What the exercise asks
Your task is to output all the records below, word for word.

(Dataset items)

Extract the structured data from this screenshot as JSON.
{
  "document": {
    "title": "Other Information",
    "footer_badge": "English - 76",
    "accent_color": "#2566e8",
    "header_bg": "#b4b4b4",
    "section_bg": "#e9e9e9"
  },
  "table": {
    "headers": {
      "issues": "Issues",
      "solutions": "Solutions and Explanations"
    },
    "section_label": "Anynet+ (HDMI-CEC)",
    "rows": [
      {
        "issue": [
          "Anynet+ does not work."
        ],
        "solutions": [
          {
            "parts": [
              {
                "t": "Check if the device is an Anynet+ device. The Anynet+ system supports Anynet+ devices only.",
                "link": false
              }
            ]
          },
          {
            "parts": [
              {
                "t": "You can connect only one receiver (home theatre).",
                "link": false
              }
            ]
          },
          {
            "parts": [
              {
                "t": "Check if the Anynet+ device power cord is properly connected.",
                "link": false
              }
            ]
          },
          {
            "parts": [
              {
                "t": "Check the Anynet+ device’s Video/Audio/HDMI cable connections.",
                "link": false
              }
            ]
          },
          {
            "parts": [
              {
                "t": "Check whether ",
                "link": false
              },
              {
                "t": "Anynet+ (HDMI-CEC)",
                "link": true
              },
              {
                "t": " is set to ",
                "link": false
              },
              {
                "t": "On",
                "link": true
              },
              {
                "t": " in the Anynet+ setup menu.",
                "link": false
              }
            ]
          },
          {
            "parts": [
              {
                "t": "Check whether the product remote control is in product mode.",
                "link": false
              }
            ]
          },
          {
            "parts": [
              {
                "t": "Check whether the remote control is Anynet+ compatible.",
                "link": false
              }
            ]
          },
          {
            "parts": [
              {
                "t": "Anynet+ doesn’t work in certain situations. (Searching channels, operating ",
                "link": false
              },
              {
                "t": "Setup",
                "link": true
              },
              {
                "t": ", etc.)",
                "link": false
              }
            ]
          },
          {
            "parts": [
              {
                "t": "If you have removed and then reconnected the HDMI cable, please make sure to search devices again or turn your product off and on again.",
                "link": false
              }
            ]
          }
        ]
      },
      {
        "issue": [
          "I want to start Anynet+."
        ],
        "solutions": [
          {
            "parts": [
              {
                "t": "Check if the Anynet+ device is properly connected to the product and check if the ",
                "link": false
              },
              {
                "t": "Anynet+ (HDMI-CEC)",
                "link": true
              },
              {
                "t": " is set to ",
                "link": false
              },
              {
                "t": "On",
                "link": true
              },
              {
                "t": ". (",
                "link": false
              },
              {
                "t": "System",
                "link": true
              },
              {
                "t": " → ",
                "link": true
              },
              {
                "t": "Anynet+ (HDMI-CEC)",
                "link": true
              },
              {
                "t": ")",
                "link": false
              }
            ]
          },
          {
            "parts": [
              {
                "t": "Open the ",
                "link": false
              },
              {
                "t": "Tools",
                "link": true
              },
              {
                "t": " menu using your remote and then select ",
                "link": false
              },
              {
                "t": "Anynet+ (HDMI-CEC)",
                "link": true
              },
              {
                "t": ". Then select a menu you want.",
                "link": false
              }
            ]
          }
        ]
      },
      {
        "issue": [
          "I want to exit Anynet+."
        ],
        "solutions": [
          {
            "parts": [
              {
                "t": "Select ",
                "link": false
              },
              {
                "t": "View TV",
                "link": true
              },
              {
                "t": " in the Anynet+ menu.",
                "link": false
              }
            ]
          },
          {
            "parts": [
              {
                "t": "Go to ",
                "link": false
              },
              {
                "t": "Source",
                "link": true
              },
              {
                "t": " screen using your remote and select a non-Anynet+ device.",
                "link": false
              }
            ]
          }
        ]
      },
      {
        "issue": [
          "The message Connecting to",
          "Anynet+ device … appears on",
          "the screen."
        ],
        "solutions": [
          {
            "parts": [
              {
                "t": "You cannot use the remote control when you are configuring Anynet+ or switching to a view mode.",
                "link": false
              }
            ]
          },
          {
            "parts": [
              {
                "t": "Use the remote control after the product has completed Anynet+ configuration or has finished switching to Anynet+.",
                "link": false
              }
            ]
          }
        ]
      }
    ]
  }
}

Response to this exercise
Extract the structured data from this screenshot as JSON.
{
  "document": {
    "title": "Other Information",
    "footer_badge": "English - 76",
    "accent_color": "#2566e8",
    "header_bg": "#b4b4b4",
    "section_bg": "#e9e9e9"
  },
  "table": {
    "headers": {
      "issues": "Issues",
      "solutions": "Solutions and Explanations"
    },
    "section_label": "Anynet+ (HDMI-CEC)",
    "rows": [
      {
        "issue": [
          "Anynet+ does not work."
        ],
        "solutions": [
          {
            "parts": [
              {
                "t": "Check if the device is an Anynet+ device. The Anynet+ system supports Anynet+ devices only.",
                "link": false
              }
            ]
          },
          {
            "parts": [
              {
                "t": "You can connect only one receiver (home theatre).",
                "link": false
              }
            ]
          },
          {
            "parts": [
              {
                "t": "Check if the Anynet+ device power cord is properly connected.",
                "link": false
              }
            ]
          },
          {
            "parts": [
              {
                "t": "Check the Anynet+ device’s Video/Audio/HDMI cable connections.",
                "link": false
              }
            ]
          },
          {
            "parts": [
              {
                "t": "Check whether ",
                "link": false
              },
              {
                "t": "Anynet+ (HDMI-CEC)",
                "link": true
              },
              {
                "t": " is set to ",
                "link": false
              },
              {
                "t": "On",
                "link": true
              },
              {
                "t": " in the Anynet+ setup menu.",
                "link": false
              }
            ]
          },
          {
            "parts": [
              {
                "t": "Check whether the product remote control is in product mode.",
                "link": false
              }
            ]
          },
          {
            "parts": [
              {
                "t": "Check whether the remote control is Anynet+ compatible.",
                "link": false
              }
            ]
          },
          {
            "parts": [
              {
                "t": "Anynet+ doesn’t work in certain situations. (Searching channels, operating ",
                "link": false
              },
              {
                "t": "Setup",
                "link": true
              },
              {
                "t": ", etc.)",
                "link": false
              }
            ]
          },
          {
            "parts": [
              {
                "t": "If you have removed and then reconnected the HDMI cable, please make sure to search devices again or turn your product off and on again.",
                "link": false
              }
            ]
          }
        ]
      },
      {
        "issue": [
          "I want to start Anynet+."
        ],
        "solutions": [
          {
            "parts": [
              {
                "t": "Check if the Anynet+ device is properly connected to the product and check if the ",
                "link": false
              },
              {
                "t": "Anynet+ (HDMI-CEC)",
                "link": true
              },
              {
                "t": " is set to ",
                "link": false
              },
              {
                "t": "On",
                "link": true
              },
              {
                "t": ". (",
                "link": false
              },
              {
                "t": "System",
                "link": true
              },
              {
                "t": " → ",
                "link": true
              },
              {
                "t": "Anynet+ (HDMI-CEC)",
                "link": true
              },
              {
                "t": ")",
                "link": false
              }
            ]
          },
          {
            "parts": [
              {
                "t": "Open the ",
                "link": false
              },
              {
                "t": "Tools",
                "link": true
              },
              {
                "t": " menu using your remote and then select ",
                "link": false
              },
              {
                "t": "Anynet+ (HDMI-CEC)",
                "link": true
              },
              {
                "t": ". Then select a menu you want.",
                "link": false
              }
            ]
          }
        ]
      },
      {
        "issue": [
          "I want to exit Anynet+."
        ],
        "solutions": [
          {
            "parts": [
              {
                "t": "Select ",
                "link": false
              },
              {
                "t": "View TV",
                "link": true
              },
              {
                "t": " in the Anynet+ menu.",
                "link": false
              }
            ]
          },
          {
            "parts": [
              {
                "t": "Go to ",
                "link": false
              },
              {
                "t": "Source",
                "link": true
              },
              {
                "t": " screen using your remote and select a non-Anynet+ device.",
                "link": false
              }
            ]
          }
        ]
      },
      {
        "issue": [
          "The message Connecting to",
          "Anynet+ device … appears on",
          "the screen."
        ],
        "solutions": [
          {
            "parts": [
              {
                "t": "You cannot use the remote control when you are configuring Anynet+ or switching to a view mode.",
                "link": false
              }
            ]
          },
          {
            "parts": [
              {
                "t": "Use the remote control after the product has completed Anynet+ configuration or has finished switching to Anynet+.",
                "link": false
              }
            ]
          }
        ]
      }
    ]
  }
}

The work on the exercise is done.